§ **SOURCE DATA**
☆ ☆ ☆ ☆
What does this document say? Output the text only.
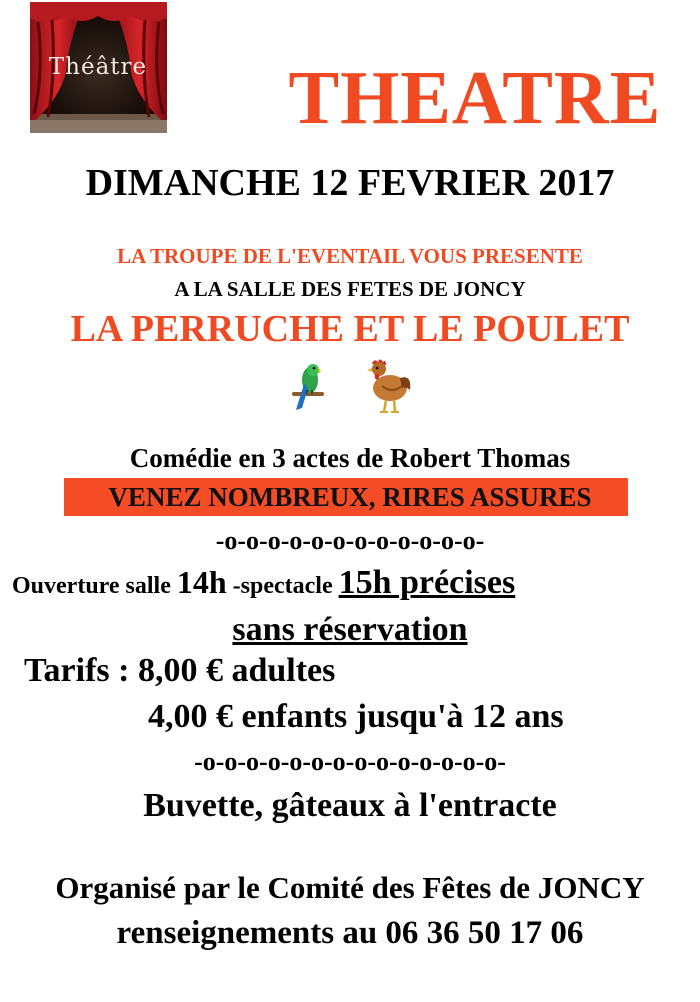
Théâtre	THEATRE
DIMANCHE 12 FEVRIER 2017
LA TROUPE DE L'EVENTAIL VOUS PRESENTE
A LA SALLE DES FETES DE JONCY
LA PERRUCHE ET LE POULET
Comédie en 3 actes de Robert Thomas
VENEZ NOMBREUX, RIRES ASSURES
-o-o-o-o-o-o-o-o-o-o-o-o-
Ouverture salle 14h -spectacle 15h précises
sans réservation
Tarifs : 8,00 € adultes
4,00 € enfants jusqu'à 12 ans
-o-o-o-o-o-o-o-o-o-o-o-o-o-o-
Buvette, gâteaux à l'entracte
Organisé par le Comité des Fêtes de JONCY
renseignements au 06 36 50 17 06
☆ ☆ ☆ ☆
§ **WHAT IS ASKED**
Whenever "JONCY" turns up in a line, pick that line out.

§ **RESPONSE FOR THIS EXERCISE**
A LA SALLE DES FETES DE JONCY
Organisé par le Comité des Fêtes de JONCY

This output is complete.